** Selected text **
───

Early growth response 2 activates MAF bZIP transcription factor F to protect β-cells from oxidative stress in type 1 diabetes

Background: Dysfunction of insulin-secreting pancreatic β-cells is a crucial factor in the development and advancement of type 1 diabetes (T1D). This investigation delves into the role of early growth response 2 (Egr2) in the function of pancreatic β-cells and explores its functional mechanism.

Methods: Expression of Egr2 in the pancreatic tissues of streptozotocin (STZ)-treated mice and mouse MIN6 pancreatic β-cells was examined using immunohistochemistry and RT-qPCR. Gain-of-function assays of Egr2 were performed to analyze its role in insulitis severity in mice. In vitro, the viability, Apoptosis, and oxidative stress in MIN6 cells were analyzed. The downstream target of Egr2 was obtained using bioinformatics tools. The interaction between Egr2 and the promoter of MAF bZIP transcription factor F (Maff) was investigated. Silencing of Maff was introduced in these models to verify its involvement in the effects of Egr2.

───

** Prompt A **
Answer these questions from the abstract on Egr2 and β-cells:
(i) Which two techniques were used to examine Egr2 expression?
(ii) In which cells were viability, apoptosis, and oxidative stress analyzed in vitro?
(iii) How was the downstream target of Egr2 obtained?
** Prompt B **
Carry the abstract on Egr2 and β-cells forward from its last sentence.

───

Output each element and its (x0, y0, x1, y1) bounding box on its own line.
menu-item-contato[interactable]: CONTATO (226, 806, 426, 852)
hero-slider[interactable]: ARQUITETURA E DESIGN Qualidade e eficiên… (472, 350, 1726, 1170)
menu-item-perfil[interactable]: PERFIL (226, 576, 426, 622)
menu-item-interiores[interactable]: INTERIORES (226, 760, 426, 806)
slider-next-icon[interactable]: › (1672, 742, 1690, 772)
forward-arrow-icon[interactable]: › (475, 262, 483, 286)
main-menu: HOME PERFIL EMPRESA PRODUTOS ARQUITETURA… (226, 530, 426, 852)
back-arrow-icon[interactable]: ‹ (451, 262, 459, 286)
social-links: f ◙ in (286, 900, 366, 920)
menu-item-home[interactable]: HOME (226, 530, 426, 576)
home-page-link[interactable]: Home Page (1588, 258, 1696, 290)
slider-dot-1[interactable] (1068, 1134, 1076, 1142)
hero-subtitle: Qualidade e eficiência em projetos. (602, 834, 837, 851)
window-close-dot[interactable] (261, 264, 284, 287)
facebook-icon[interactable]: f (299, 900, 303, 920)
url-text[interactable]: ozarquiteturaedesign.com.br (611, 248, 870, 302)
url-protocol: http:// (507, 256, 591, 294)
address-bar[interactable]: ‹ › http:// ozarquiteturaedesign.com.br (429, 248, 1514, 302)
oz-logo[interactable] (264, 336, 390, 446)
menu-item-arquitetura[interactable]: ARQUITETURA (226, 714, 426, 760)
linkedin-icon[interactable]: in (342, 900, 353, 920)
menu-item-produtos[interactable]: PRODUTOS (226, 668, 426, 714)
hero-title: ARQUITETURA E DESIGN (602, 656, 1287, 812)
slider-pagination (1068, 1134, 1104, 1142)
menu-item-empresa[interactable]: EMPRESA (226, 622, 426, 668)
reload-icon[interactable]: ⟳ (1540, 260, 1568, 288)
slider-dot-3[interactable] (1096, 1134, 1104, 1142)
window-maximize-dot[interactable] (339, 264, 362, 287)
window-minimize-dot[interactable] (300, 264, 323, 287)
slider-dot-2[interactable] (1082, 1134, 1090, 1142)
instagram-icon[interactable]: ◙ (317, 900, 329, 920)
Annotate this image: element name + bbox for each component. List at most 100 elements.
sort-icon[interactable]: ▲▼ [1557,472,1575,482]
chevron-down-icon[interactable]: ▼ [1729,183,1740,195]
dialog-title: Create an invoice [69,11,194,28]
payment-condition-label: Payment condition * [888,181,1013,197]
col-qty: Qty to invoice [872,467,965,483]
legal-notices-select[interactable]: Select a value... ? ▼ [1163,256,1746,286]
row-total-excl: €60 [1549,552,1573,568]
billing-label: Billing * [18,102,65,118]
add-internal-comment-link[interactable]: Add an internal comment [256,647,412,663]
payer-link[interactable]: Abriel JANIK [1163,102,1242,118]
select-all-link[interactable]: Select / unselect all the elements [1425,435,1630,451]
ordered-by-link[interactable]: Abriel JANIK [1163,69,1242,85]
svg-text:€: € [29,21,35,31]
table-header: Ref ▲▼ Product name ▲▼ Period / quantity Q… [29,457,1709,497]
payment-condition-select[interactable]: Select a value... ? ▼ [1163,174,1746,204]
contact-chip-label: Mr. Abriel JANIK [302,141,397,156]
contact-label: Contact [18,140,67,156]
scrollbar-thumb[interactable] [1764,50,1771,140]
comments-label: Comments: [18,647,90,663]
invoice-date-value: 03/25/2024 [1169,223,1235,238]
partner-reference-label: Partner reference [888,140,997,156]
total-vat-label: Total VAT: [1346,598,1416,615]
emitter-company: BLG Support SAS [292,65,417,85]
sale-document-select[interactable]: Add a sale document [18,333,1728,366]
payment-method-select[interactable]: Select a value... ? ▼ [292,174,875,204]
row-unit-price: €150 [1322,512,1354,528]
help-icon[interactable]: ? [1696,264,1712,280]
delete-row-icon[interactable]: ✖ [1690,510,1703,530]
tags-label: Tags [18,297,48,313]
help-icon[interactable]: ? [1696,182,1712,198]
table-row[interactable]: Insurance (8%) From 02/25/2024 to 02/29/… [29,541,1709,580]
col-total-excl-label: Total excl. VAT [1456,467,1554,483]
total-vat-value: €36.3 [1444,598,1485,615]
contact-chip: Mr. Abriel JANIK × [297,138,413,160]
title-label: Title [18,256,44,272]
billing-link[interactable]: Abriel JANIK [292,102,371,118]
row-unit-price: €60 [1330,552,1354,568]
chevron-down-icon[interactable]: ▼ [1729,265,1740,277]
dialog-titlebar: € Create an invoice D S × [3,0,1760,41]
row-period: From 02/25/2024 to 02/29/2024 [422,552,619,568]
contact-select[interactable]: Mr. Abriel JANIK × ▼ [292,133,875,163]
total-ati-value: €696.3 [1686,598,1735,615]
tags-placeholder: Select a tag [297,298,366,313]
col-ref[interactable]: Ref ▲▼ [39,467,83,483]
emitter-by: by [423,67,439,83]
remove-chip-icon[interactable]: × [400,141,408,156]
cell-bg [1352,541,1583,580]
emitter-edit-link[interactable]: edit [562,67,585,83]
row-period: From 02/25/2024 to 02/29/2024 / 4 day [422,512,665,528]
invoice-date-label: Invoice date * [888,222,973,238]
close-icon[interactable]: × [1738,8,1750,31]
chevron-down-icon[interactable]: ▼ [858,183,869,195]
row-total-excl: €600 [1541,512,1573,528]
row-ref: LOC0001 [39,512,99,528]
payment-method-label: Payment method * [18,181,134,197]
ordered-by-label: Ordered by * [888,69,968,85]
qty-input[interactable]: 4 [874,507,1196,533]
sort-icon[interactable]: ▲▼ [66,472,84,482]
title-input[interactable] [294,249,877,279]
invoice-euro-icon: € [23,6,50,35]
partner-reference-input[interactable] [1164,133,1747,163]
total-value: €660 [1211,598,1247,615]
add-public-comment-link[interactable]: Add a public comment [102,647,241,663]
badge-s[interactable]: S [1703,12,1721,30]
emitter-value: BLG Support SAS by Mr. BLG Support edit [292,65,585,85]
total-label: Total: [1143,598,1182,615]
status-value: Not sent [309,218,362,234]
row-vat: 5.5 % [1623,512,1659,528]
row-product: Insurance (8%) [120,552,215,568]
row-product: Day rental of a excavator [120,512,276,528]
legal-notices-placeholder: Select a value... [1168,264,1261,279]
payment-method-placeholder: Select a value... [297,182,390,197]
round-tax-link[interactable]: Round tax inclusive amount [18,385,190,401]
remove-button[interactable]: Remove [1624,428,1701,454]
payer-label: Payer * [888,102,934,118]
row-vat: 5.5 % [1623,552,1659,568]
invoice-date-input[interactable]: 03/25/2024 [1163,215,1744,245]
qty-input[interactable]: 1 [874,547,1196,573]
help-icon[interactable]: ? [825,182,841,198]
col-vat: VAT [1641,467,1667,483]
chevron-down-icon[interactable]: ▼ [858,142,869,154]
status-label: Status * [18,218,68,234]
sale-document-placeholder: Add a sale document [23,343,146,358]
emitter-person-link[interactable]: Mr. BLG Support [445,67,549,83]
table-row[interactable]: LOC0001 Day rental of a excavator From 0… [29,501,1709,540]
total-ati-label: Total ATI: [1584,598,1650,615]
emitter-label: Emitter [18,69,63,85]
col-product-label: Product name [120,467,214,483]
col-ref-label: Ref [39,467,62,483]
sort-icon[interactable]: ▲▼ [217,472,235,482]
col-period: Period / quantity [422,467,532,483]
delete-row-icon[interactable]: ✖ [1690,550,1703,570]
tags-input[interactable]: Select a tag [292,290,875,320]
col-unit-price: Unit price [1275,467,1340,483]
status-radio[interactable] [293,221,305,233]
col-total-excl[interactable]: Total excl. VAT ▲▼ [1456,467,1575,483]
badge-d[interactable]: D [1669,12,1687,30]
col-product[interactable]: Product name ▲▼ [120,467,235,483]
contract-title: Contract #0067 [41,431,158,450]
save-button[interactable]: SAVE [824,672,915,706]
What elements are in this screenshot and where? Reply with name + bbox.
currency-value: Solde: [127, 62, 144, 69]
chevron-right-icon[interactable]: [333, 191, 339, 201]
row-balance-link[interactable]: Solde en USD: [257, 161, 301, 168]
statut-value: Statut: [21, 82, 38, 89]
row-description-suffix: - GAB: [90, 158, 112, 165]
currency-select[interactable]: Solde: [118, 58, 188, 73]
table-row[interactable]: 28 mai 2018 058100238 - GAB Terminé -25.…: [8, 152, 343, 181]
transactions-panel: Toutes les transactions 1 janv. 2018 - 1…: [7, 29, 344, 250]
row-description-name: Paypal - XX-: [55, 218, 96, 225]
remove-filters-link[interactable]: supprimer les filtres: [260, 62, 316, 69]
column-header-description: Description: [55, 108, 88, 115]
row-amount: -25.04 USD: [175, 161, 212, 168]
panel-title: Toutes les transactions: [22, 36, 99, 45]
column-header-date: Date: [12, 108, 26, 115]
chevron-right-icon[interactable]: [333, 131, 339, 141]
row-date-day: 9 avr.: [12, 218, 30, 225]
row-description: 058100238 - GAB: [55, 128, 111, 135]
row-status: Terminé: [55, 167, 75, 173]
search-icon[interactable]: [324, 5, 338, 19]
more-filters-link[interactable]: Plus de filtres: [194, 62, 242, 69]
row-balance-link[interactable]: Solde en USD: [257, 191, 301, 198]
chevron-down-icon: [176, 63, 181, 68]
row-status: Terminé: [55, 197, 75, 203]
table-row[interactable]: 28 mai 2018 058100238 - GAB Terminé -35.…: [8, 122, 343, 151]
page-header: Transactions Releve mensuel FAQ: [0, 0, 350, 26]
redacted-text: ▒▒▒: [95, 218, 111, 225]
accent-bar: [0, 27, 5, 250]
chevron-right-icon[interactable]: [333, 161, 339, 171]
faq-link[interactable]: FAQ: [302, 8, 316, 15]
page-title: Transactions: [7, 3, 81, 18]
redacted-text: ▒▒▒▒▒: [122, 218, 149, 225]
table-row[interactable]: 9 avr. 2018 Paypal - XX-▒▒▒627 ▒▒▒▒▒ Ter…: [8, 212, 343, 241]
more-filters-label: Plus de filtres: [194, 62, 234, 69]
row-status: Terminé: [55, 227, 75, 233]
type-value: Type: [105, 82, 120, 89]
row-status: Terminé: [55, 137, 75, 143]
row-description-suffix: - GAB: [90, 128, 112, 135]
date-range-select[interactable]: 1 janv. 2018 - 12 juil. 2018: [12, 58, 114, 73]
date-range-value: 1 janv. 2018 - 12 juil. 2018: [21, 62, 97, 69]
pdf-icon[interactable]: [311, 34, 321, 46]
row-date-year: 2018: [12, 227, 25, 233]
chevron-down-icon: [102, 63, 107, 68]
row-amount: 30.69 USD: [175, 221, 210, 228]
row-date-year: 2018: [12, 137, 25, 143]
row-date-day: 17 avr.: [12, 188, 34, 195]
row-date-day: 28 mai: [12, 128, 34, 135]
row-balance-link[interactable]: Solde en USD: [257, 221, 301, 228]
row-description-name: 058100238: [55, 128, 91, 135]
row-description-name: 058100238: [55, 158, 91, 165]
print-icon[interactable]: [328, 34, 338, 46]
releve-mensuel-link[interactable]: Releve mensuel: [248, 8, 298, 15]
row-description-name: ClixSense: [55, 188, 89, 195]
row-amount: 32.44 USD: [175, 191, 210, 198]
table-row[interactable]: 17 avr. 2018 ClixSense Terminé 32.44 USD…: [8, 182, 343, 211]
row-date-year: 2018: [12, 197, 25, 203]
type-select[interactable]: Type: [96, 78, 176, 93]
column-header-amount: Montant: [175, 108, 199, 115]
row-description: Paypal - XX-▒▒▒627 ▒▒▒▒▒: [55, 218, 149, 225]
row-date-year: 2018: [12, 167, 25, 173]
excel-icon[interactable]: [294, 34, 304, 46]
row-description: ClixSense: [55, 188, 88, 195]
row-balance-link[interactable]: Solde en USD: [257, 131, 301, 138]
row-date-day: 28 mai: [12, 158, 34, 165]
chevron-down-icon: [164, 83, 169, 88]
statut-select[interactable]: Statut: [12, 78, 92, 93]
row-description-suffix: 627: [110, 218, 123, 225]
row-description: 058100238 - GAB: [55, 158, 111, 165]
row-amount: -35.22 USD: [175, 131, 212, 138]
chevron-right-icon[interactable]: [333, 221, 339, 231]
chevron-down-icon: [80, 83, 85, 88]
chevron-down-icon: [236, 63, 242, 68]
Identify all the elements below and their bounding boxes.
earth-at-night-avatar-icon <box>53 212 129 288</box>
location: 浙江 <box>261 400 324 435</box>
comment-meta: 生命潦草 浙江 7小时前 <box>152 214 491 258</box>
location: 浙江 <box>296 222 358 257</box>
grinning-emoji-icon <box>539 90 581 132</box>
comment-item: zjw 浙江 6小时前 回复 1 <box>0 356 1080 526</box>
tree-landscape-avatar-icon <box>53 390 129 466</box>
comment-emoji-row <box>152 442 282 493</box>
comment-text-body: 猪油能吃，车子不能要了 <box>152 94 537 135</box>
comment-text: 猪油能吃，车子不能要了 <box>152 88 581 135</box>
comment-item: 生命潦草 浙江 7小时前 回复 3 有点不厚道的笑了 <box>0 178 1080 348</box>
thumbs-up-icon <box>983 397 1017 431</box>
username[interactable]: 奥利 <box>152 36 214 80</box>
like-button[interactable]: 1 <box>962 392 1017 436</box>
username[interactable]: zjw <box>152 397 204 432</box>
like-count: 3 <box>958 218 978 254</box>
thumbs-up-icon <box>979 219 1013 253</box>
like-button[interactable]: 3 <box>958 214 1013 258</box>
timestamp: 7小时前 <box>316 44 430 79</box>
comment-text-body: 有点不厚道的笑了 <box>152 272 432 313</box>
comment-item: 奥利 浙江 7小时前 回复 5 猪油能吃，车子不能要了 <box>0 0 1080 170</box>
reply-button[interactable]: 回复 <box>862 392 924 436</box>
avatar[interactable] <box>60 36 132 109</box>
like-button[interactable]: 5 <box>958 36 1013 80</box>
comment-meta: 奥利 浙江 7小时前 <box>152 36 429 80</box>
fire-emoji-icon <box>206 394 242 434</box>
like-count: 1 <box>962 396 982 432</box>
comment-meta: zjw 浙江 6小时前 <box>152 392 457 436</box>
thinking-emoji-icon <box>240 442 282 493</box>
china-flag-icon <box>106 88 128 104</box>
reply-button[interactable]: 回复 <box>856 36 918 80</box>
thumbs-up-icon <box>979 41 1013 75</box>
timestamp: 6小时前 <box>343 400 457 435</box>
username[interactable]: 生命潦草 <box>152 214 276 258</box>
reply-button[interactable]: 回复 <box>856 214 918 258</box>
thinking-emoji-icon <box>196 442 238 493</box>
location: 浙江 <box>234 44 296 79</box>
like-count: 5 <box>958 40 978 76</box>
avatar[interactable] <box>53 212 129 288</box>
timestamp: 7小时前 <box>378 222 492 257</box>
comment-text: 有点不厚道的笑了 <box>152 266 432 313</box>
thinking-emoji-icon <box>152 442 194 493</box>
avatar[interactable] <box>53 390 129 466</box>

───

** Your response A **
(i) Immunohistochemistry and RT-qPCR
(ii) MIN6 cells (mouse MIN6 pancreatic β-cells)
(iii) By using bioinformatics tools

** Your response B **
Results: Egr2 was poorly expressed in the pancreatic tissues of STZ-treated mice and the challenged MIN6 cells. Overexpression of Egr2 lowered insulitis score and alleviated cell Apoptosis within the pancreas. This procedure also enhanced the viability of MIN6 cells while reducing STZ-induced oxidative stress and Apoptosis. Maff, a downstream target of Egr2, was found to be poorly expressed in these models and restored following Egr2 overexpression. The ameliorating effects of Egr2 on STZ-induced T1D-associated symptoms were negated by the additional Maff silencing.

Conclusion: This study suggests that Egr2 activates transcription of Maff to protect pancreatic β-cells from oxidative stress damage and Apoptosis.

Egr2; Maff; Oxidative stress; Pancreatic β-cell impairment; T1D.